>> Start

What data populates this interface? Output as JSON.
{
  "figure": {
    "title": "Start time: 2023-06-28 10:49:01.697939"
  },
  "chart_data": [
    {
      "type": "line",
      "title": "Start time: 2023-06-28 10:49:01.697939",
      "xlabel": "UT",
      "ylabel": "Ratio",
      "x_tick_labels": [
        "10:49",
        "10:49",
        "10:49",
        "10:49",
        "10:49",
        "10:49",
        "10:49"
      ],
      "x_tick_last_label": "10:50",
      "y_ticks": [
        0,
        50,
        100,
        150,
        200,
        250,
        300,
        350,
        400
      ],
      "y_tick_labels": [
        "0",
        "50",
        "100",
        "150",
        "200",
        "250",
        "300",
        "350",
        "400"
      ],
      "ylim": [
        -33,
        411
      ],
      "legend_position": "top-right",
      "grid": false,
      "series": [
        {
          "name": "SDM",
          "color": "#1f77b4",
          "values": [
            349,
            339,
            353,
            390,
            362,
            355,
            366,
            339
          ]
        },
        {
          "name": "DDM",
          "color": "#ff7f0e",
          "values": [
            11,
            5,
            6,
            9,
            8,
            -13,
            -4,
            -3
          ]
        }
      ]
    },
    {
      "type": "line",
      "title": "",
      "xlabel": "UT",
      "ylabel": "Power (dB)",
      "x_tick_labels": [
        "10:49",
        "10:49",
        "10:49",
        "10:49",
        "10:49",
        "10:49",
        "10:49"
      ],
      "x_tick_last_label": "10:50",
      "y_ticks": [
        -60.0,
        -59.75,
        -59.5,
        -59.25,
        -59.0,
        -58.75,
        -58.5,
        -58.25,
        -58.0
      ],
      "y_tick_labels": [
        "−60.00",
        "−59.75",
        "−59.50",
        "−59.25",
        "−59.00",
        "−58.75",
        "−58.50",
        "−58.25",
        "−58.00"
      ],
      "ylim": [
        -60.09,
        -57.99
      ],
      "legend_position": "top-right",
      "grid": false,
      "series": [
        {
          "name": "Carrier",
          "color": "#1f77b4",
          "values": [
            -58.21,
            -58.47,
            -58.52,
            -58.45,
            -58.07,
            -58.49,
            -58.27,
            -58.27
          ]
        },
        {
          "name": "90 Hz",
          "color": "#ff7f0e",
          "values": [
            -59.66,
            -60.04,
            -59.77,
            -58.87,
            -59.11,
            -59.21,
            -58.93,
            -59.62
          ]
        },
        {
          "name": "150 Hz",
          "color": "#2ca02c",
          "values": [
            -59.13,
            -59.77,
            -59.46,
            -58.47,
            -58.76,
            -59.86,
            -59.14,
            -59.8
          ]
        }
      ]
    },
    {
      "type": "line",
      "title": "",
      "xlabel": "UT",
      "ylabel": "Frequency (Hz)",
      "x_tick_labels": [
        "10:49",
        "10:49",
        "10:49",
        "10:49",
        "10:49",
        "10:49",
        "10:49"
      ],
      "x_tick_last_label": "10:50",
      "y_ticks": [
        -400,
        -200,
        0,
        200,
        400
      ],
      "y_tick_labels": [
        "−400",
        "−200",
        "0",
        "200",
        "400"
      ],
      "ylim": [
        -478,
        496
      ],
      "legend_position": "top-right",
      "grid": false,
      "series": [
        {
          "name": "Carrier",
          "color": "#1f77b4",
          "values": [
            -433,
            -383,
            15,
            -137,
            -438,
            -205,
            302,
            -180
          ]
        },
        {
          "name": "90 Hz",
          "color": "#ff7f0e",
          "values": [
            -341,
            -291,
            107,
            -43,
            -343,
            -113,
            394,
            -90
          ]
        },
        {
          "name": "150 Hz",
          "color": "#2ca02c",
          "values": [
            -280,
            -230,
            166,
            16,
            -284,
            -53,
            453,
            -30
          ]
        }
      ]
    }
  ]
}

>> End

Task instructions = Output the listing above without altering a single character.

Solved exercise =
What data populates this interface? Output as JSON.
{
  "figure": {
    "title": "Start time: 2023-06-28 10:49:01.697939"
  },
  "chart_data": [
    {
      "type": "line",
      "title": "Start time: 2023-06-28 10:49:01.697939",
      "xlabel": "UT",
      "ylabel": "Ratio",
      "x_tick_labels": [
        "10:49",
        "10:49",
        "10:49",
        "10:49",
        "10:49",
        "10:49",
        "10:49"
      ],
      "x_tick_last_label": "10:50",
      "y_ticks": [
        0,
        50,
        100,
        150,
        200,
        250,
        300,
        350,
        400
      ],
      "y_tick_labels": [
        "0",
        "50",
        "100",
        "150",
        "200",
        "250",
        "300",
        "350",
        "400"
      ],
      "ylim": [
        -33,
        411
      ],
      "legend_position": "top-right",
      "grid": false,
      "series": [
        {
          "name": "SDM",
          "color": "#1f77b4",
          "values": [
            349,
            339,
            353,
            390,
            362,
            355,
            366,
            339
          ]
        },
        {
          "name": "DDM",
          "color": "#ff7f0e",
          "values": [
            11,
            5,
            6,
            9,
            8,
            -13,
            -4,
            -3
          ]
        }
      ]
    },
    {
      "type": "line",
      "title": "",
      "xlabel": "UT",
      "ylabel": "Power (dB)",
      "x_tick_labels": [
        "10:49",
        "10:49",
        "10:49",
        "10:49",
        "10:49",
        "10:49",
        "10:49"
      ],
      "x_tick_last_label": "10:50",
      "y_ticks": [
        -60.0,
        -59.75,
        -59.5,
        -59.25,
        -59.0,
        -58.75,
        -58.5,
        -58.25,
        -58.0
      ],
      "y_tick_labels": [
        "−60.00",
        "−59.75",
        "−59.50",
        "−59.25",
        "−59.00",
        "−58.75",
        "−58.50",
        "−58.25",
        "−58.00"
      ],
      "ylim": [
        -60.09,
        -57.99
      ],
      "legend_position": "top-right",
      "grid": false,
      "series": [
        {
          "name": "Carrier",
          "color": "#1f77b4",
          "values": [
            -58.21,
            -58.47,
            -58.52,
            -58.45,
            -58.07,
            -58.49,
            -58.27,
            -58.27
          ]
        },
        {
          "name": "90 Hz",
          "color": "#ff7f0e",
          "values": [
            -59.66,
            -60.04,
            -59.77,
            -58.87,
            -59.11,
            -59.21,
            -58.93,
            -59.62
          ]
        },
        {
          "name": "150 Hz",
          "color": "#2ca02c",
          "values": [
            -59.13,
            -59.77,
            -59.46,
            -58.47,
            -58.76,
            -59.86,
            -59.14,
            -59.8
          ]
        }
      ]
    },
    {
      "type": "line",
      "title": "",
      "xlabel": "UT",
      "ylabel": "Frequency (Hz)",
      "x_tick_labels": [
        "10:49",
        "10:49",
        "10:49",
        "10:49",
        "10:49",
        "10:49",
        "10:49"
      ],
      "x_tick_last_label": "10:50",
      "y_ticks": [
        -400,
        -200,
        0,
        200,
        400
      ],
      "y_tick_labels": [
        "−400",
        "−200",
        "0",
        "200",
        "400"
      ],
      "ylim": [
        -478,
        496
      ],
      "legend_position": "top-right",
      "grid": false,
      "series": [
        {
          "name": "Carrier",
          "color": "#1f77b4",
          "values": [
            -433,
            -383,
            15,
            -137,
            -438,
            -205,
            302,
            -180
          ]
        },
        {
          "name": "90 Hz",
          "color": "#ff7f0e",
          "values": [
            -341,
            -291,
            107,
            -43,
            -343,
            -113,
            394,
            -90
          ]
        },
        {
          "name": "150 Hz",
          "color": "#2ca02c",
          "values": [
            -280,
            -230,
            166,
            16,
            -284,
            -53,
            453,
            -30
          ]
        }
      ]
    }
  ]
}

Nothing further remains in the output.